» Problem description: Rewrite the lines of the data starting with the line with "expor-var: 3.4 bbox=[281, 427, 303, 445]" and going on through the line with "impor-var: 6.1 bbox=[412, 198, 433, 216]", replacing "country-name" with "country-label" and leaving everything else unchanged.

******

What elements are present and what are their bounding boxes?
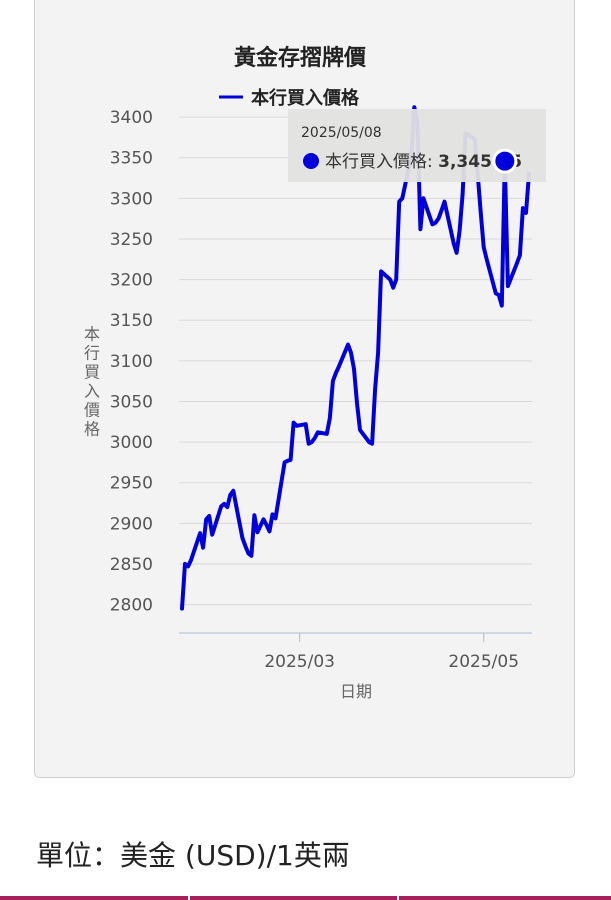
price-table-header-edge	[0, 896, 611, 900]
y-tick-label: 2900	[110, 514, 153, 534]
unit-label: 單位：美金 (USD)/1英兩	[36, 839, 350, 872]
y-axis-label-char: 格	[84, 420, 100, 439]
y-tick-label: 3300	[110, 189, 153, 209]
y-tick-label: 3350	[110, 149, 153, 169]
series-line[interactable]	[180, 105, 531, 611]
x-axis: 2025/03 2025/05	[264, 633, 519, 672]
y-tick-label: 3250	[110, 230, 153, 250]
y-axis-label-char: 價	[84, 401, 100, 420]
y-tick-label: 3400	[110, 108, 153, 128]
x-tick-label: 2025/03	[264, 652, 335, 672]
y-axis-label-char: 買	[84, 363, 100, 382]
y-tick-label: 3150	[110, 311, 153, 331]
y-tick-label: 2800	[110, 596, 153, 616]
tooltip-series-dot	[303, 153, 319, 169]
y-tick-label: 3050	[110, 392, 153, 412]
hover-marker[interactable]	[492, 148, 518, 174]
y-axis-label-char: 行	[84, 344, 100, 363]
gold-price-chart: 黃金存摺牌價 本行買入價格 2800 2850 2900 2950 3000 3050 31…	[84, 45, 546, 701]
y-axis-label: 本行買入價格	[84, 325, 100, 439]
y-tick-label: 3100	[110, 352, 153, 372]
y-axis-label-char: 入	[84, 382, 100, 401]
tooltip: 2025/05/08 本行買入價格: 3,345.75	[288, 109, 546, 182]
chart-title: 黃金存摺牌價	[234, 45, 367, 71]
y-axis-label-char: 本	[84, 325, 100, 344]
tooltip-label: 本行買入價格:	[325, 152, 438, 172]
legend[interactable]: 本行買入價格	[219, 87, 360, 109]
chart-card: 黃金存摺牌價 本行買入價格 2800 2850 2900 2950 3000 3050 31…	[34, 0, 575, 778]
legend-label: 本行買入價格	[251, 87, 360, 109]
tooltip-date: 2025/05/08	[301, 125, 382, 141]
y-tick-label: 2850	[110, 555, 153, 575]
y-tick-label: 3200	[110, 271, 153, 291]
y-axis: 2800 2850 2900 2950 3000 3050 3100 3150 3200 3250…	[110, 108, 153, 616]
y-tick-label: 2950	[110, 474, 153, 494]
x-axis-label: 日期	[340, 682, 372, 701]
y-tick-label: 3000	[110, 433, 153, 453]
x-tick-label: 2025/05	[448, 652, 519, 672]
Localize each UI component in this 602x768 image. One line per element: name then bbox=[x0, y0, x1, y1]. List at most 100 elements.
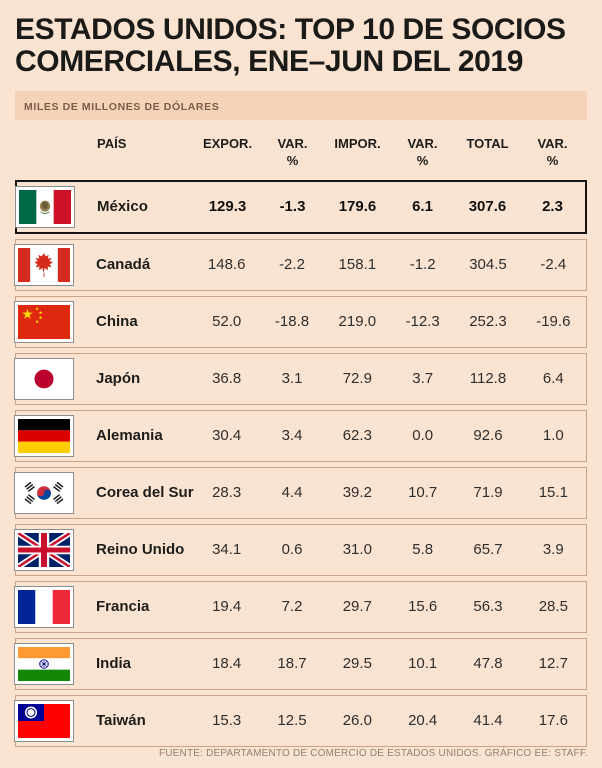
expor-var: 3.4 bbox=[281, 427, 303, 445]
total-value: 112.8 bbox=[469, 370, 507, 388]
total-var: 28.5 bbox=[538, 598, 568, 616]
france-flag-icon bbox=[14, 585, 74, 628]
expor-value: 36.8 bbox=[212, 370, 242, 388]
impor-var: 20.4 bbox=[408, 712, 438, 730]
header-impor-label: IMPOR. bbox=[334, 135, 381, 151]
total-value: 56.3 bbox=[473, 598, 503, 616]
total-var: -2.4 bbox=[540, 256, 567, 274]
header-var-expor: VAR. % bbox=[260, 136, 325, 170]
flag-cell bbox=[14, 354, 82, 404]
flag-cell bbox=[14, 582, 82, 632]
expor-value: 34.1 bbox=[212, 541, 242, 559]
table-row-japan: Japón 36.8 3.1 72.9 3.7 112.8 6.4 bbox=[14, 352, 587, 405]
header-var-expor-sub: % bbox=[286, 152, 299, 168]
page-title: ESTADOS UNIDOS: TOP 10 DE SOCIOS COMERCI… bbox=[15, 13, 566, 79]
table-row-mexico: México 129.3 -1.3 179.6 6.1 307.6 2.3 bbox=[15, 179, 587, 234]
table-row-france: Francia 19.4 7.2 29.7 15.6 56.3 28.5 bbox=[14, 580, 587, 633]
table-row-south-korea: Corea del Sur 28.3 4.4 39.2 10.7 71.9 15… bbox=[14, 466, 587, 519]
impor-var: 10.1 bbox=[408, 655, 438, 673]
india-flag-icon bbox=[14, 642, 74, 685]
country-name: Alemania bbox=[96, 427, 163, 445]
expor-var: -2.2 bbox=[279, 256, 305, 274]
total-var: 1.0 bbox=[542, 427, 564, 445]
country-name: Japón bbox=[96, 370, 141, 388]
impor-var: 0.0 bbox=[412, 427, 434, 445]
flag-cell bbox=[15, 182, 83, 232]
country-name: China bbox=[96, 313, 138, 331]
impor-var: 15.6 bbox=[408, 598, 438, 616]
taiwan-flag-icon bbox=[14, 699, 74, 742]
impor-value: 179.6 bbox=[338, 198, 377, 216]
total-var: 3.9 bbox=[542, 541, 564, 559]
flag-cell bbox=[14, 468, 82, 518]
header-var-impor-label: VAR. bbox=[407, 135, 438, 151]
flag-cell bbox=[14, 297, 82, 347]
table-row-germany: Alemania 30.4 3.4 62.3 0.0 92.6 1.0 bbox=[14, 409, 587, 462]
source-note: FUENTE: DEPARTAMENTO DE COMERCIO DE ESTA… bbox=[158, 748, 588, 759]
total-var: 6.4 bbox=[542, 370, 564, 388]
mexico-flag-icon bbox=[15, 185, 75, 228]
table-row-china: China 52.0 -18.8 219.0 -12.3 252.3 -19.6 bbox=[14, 295, 587, 348]
impor-var: 6.1 bbox=[412, 198, 433, 216]
expor-value: 52.0 bbox=[212, 313, 242, 331]
impor-value: 29.5 bbox=[342, 655, 372, 673]
expor-var: 3.1 bbox=[281, 370, 303, 388]
flag-cell bbox=[14, 411, 82, 461]
header-total: TOTAL bbox=[455, 136, 520, 153]
canada-flag-icon bbox=[14, 243, 74, 286]
total-var: -19.6 bbox=[536, 313, 571, 331]
header-total-label: TOTAL bbox=[466, 135, 509, 151]
country-name: Reino Unido bbox=[96, 541, 185, 559]
header-var-impor: VAR. % bbox=[390, 136, 455, 170]
expor-var: 4.4 bbox=[281, 484, 303, 502]
total-value: 41.4 bbox=[473, 712, 503, 730]
flag-cell bbox=[14, 525, 82, 575]
header-var-expor-label: VAR. bbox=[277, 135, 308, 151]
impor-value: 26.0 bbox=[342, 712, 372, 730]
header-var-total: VAR. % bbox=[520, 136, 585, 170]
units-label: MILES DE MILLONES DE DÓLARES bbox=[24, 100, 220, 113]
impor-var: 3.7 bbox=[412, 370, 434, 388]
expor-var: -1.3 bbox=[279, 198, 306, 216]
header-var-impor-sub: % bbox=[416, 152, 429, 168]
total-value: 304.5 bbox=[469, 256, 507, 274]
table-body: México 129.3 -1.3 179.6 6.1 307.6 2.3 bbox=[14, 179, 587, 747]
table-row-india: India 18.4 18.7 29.5 10.1 47.8 12.7 bbox=[14, 637, 587, 690]
flag-cell bbox=[14, 240, 82, 290]
impor-value: 158.1 bbox=[338, 256, 377, 274]
expor-value: 148.6 bbox=[207, 256, 246, 274]
expor-var: 18.7 bbox=[277, 655, 307, 673]
header-var-total-sub: % bbox=[546, 152, 559, 168]
header-pais: PAÍS bbox=[97, 135, 127, 151]
total-value: 307.6 bbox=[468, 198, 507, 216]
china-flag-icon bbox=[14, 300, 74, 343]
expor-value: 28.3 bbox=[212, 484, 242, 502]
expor-var: 7.2 bbox=[281, 598, 303, 616]
germany-flag-icon bbox=[14, 414, 74, 457]
table-row-united-kingdom: Reino Unido 34.1 0.6 31.0 5.8 65.7 3.9 bbox=[14, 523, 587, 576]
impor-value: 72.9 bbox=[342, 370, 372, 388]
country-name: India bbox=[96, 655, 132, 673]
total-var: 15.1 bbox=[538, 484, 568, 502]
table-row-taiwan: Taiwán 15.3 12.5 26.0 20.4 41.4 17.6 bbox=[14, 694, 587, 747]
total-value: 65.7 bbox=[473, 541, 503, 559]
country-name: Francia bbox=[96, 598, 150, 616]
impor-value: 39.2 bbox=[342, 484, 372, 502]
total-value: 92.6 bbox=[473, 427, 503, 445]
impor-value: 219.0 bbox=[338, 313, 377, 331]
total-var: 12.7 bbox=[538, 655, 568, 673]
table-header: PAÍS EXPOR. VAR. % IMPOR. VAR. % TOTAL V… bbox=[15, 120, 587, 180]
header-expor-label: EXPOR. bbox=[202, 135, 253, 151]
table-row-canada: Canadá 148.6 -2.2 158.1 -1.2 304.5 -2.4 bbox=[14, 238, 587, 291]
header-expor: EXPOR. bbox=[195, 136, 260, 153]
total-value: 47.8 bbox=[473, 655, 503, 673]
total-value: 252.3 bbox=[469, 313, 507, 331]
country-name: Canadá bbox=[96, 256, 151, 274]
expor-var: -18.8 bbox=[274, 313, 310, 331]
expor-value: 30.4 bbox=[212, 427, 242, 445]
united-kingdom-flag-icon bbox=[14, 528, 74, 571]
expor-value: 15.3 bbox=[212, 712, 242, 730]
japan-flag-icon bbox=[14, 357, 74, 400]
total-var: 17.6 bbox=[538, 712, 568, 730]
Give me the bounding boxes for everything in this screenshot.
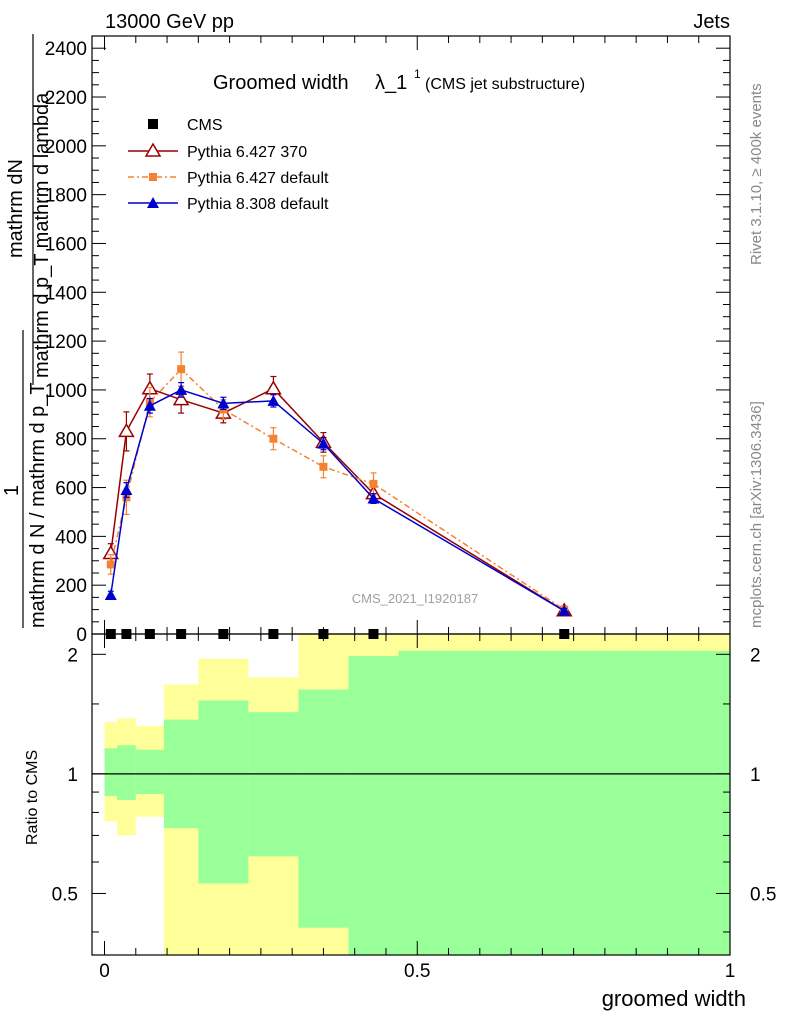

******

» Expected answer:
expor-var: 3.4 bbox=[281, 427, 303, 445]
total-value: 112.8 bbox=[469, 370, 507, 388]
total-var: 28.5 bbox=[538, 598, 568, 616]
france-flag-icon bbox=[14, 585, 74, 628]
expor-value: 36.8 bbox=[212, 370, 242, 388]
impor-var: 20.4 bbox=[408, 712, 438, 730]
header-impor-label: IMPOR. bbox=[334, 135, 381, 151]
total-value: 56.3 bbox=[473, 598, 503, 616]
total-var: -2.4 bbox=[540, 256, 567, 274]
header-var-expor: VAR. % bbox=[260, 136, 325, 170]
flag-cell bbox=[14, 354, 82, 404]
flag-cell bbox=[14, 582, 82, 632]
expor-value: 34.1 bbox=[212, 541, 242, 559]
table-row-japan: Japón 36.8 3.1 72.9 3.7 112.8 6.4 bbox=[14, 352, 587, 405]
header-var-expor-sub: % bbox=[286, 152, 299, 168]
page-title: ESTADOS UNIDOS: TOP 10 DE SOCIOS COMERCI… bbox=[15, 13, 566, 79]
table-row-mexico: México 129.3 -1.3 179.6 6.1 307.6 2.3 bbox=[15, 179, 587, 234]
table-row-france: Francia 19.4 7.2 29.7 15.6 56.3 28.5 bbox=[14, 580, 587, 633]
table-row-south-korea: Corea del Sur 28.3 4.4 39.2 10.7 71.9 15… bbox=[14, 466, 587, 519]
impor-var: 10.1 bbox=[408, 655, 438, 673]
india-flag-icon bbox=[14, 642, 74, 685]
country-label: Alemania bbox=[96, 427, 163, 445]
expor-var: -2.2 bbox=[279, 256, 305, 274]
total-var: 1.0 bbox=[542, 427, 564, 445]
country-label: Japón bbox=[96, 370, 141, 388]
impor-var: 0.0 bbox=[412, 427, 434, 445]
flag-cell bbox=[15, 182, 83, 232]
country-label: China bbox=[96, 313, 138, 331]
impor-var: 15.6 bbox=[408, 598, 438, 616]
taiwan-flag-icon bbox=[14, 699, 74, 742]
impor-value: 179.6 bbox=[338, 198, 377, 216]
total-var: 3.9 bbox=[542, 541, 564, 559]
flag-cell bbox=[14, 468, 82, 518]
header-var-impor-label: VAR. bbox=[407, 135, 438, 151]
flag-cell bbox=[14, 297, 82, 347]
table-row-germany: Alemania 30.4 3.4 62.3 0.0 92.6 1.0 bbox=[14, 409, 587, 462]
source-note: FUENTE: DEPARTAMENTO DE COMERCIO DE ESTA… bbox=[158, 748, 588, 759]
total-var: 6.4 bbox=[542, 370, 564, 388]
mexico-flag-icon bbox=[15, 185, 75, 228]
table-row-china: China 52.0 -18.8 219.0 -12.3 252.3 -19.6 bbox=[14, 295, 587, 348]
impor-var: 6.1 bbox=[412, 198, 433, 216]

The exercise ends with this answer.